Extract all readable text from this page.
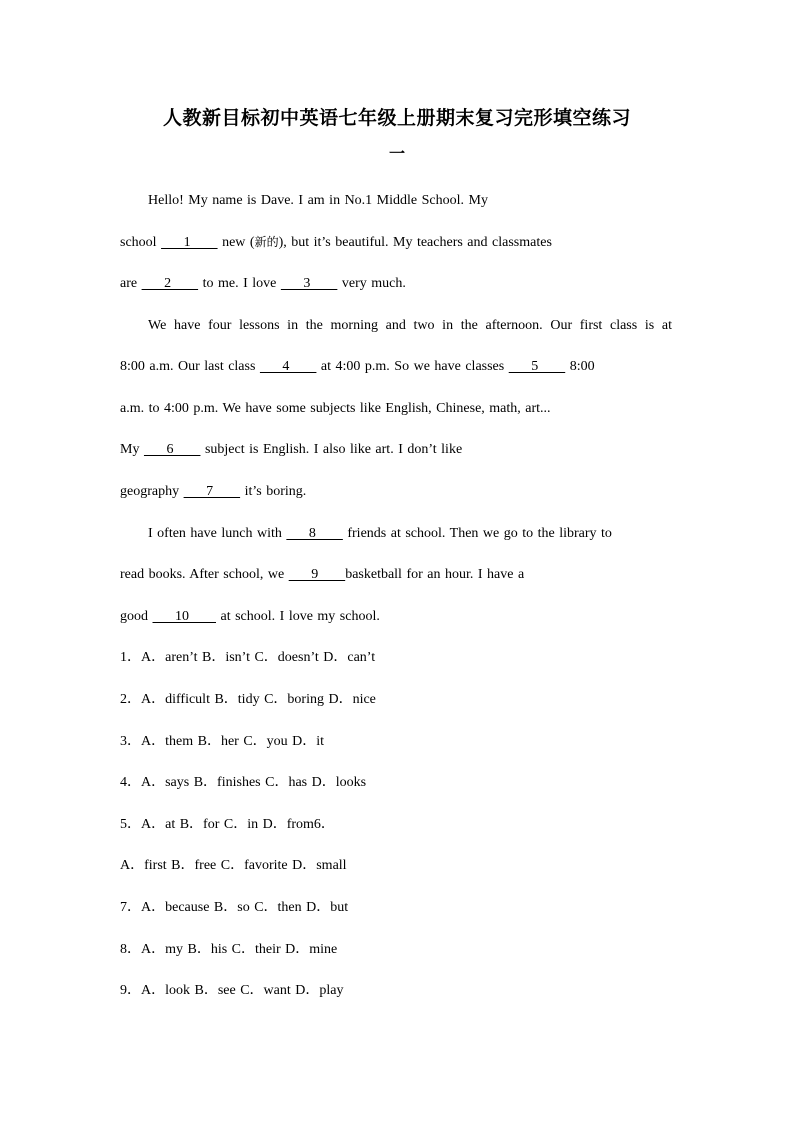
人教新目标初中英语七年级上册期末复习完形填空练习
一
Hello! My name is Dave. I am in No.1 Middle School. My
school      1       new (新的), but it’s beautiful. My teachers and classmates
are      2       to me. I love      3       very much.
We have four lessons in the morning and two in the afternoon. Our first class is at
8:00 a.m. Our last class      4       at 4:00 p.m. So we have classes      5       8:00
a.m. to 4:00 p.m. We have some subjects like English, Chinese, math, art...
My      6       subject is English. I also like art. I don’t like
geography      7       it’s boring.
I often have lunch with      8       friends at school. Then we go to the library to
read books. After school, we      9      basketball for an hour. I have a
good      10       at school. I love my school.
1．A．aren’t B．isn’t C．doesn’t D．can’t
2．A．difficult B．tidy C．boring D．nice
3．A．them B．her C．you D．it
4．A．says B．finishes C．has D．looks
5．A．at B．for C．in D．from6．
A．first B．free C．favorite D．small
7．A．because B．so C．then D．but
8．A．my B．his C．their D．mine
9．A．look B．see C．want D．play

*Objective:* Reproduce every line precisely as given, omitting all pictures.

*Result:*
Extract all readable text from this page.
人教新目标初中英语七年级上册期末复习完形填空练习
一
Hello! My name is Dave. I am in No.1 Middle School. My
school      1       new (新的), but it’s beautiful. My teachers and classmates
are      2       to me. I love      3       very much.
We have four lessons in the morning and two in the afternoon. Our first class is at
8:00 a.m. Our last class      4       at 4:00 p.m. So we have classes      5       8:00
a.m. to 4:00 p.m. We have some subjects like English, Chinese, math, art...
My      6       subject is English. I also like art. I don’t like
geography      7       it’s boring.
I often have lunch with      8       friends at school. Then we go to the library to
read books. After school, we      9      basketball for an hour. I have a
good      10       at school. I love my school.
1．A．aren’t B．isn’t C．doesn’t D．can’t
2．A．difficult B．tidy C．boring D．nice
3．A．them B．her C．you D．it
4．A．says B．finishes C．has D．looks
5．A．at B．for C．in D．from6．
A．first B．free C．favorite D．small
7．A．because B．so C．then D．but
8．A．my B．his C．their D．mine
9．A．look B．see C．want D．play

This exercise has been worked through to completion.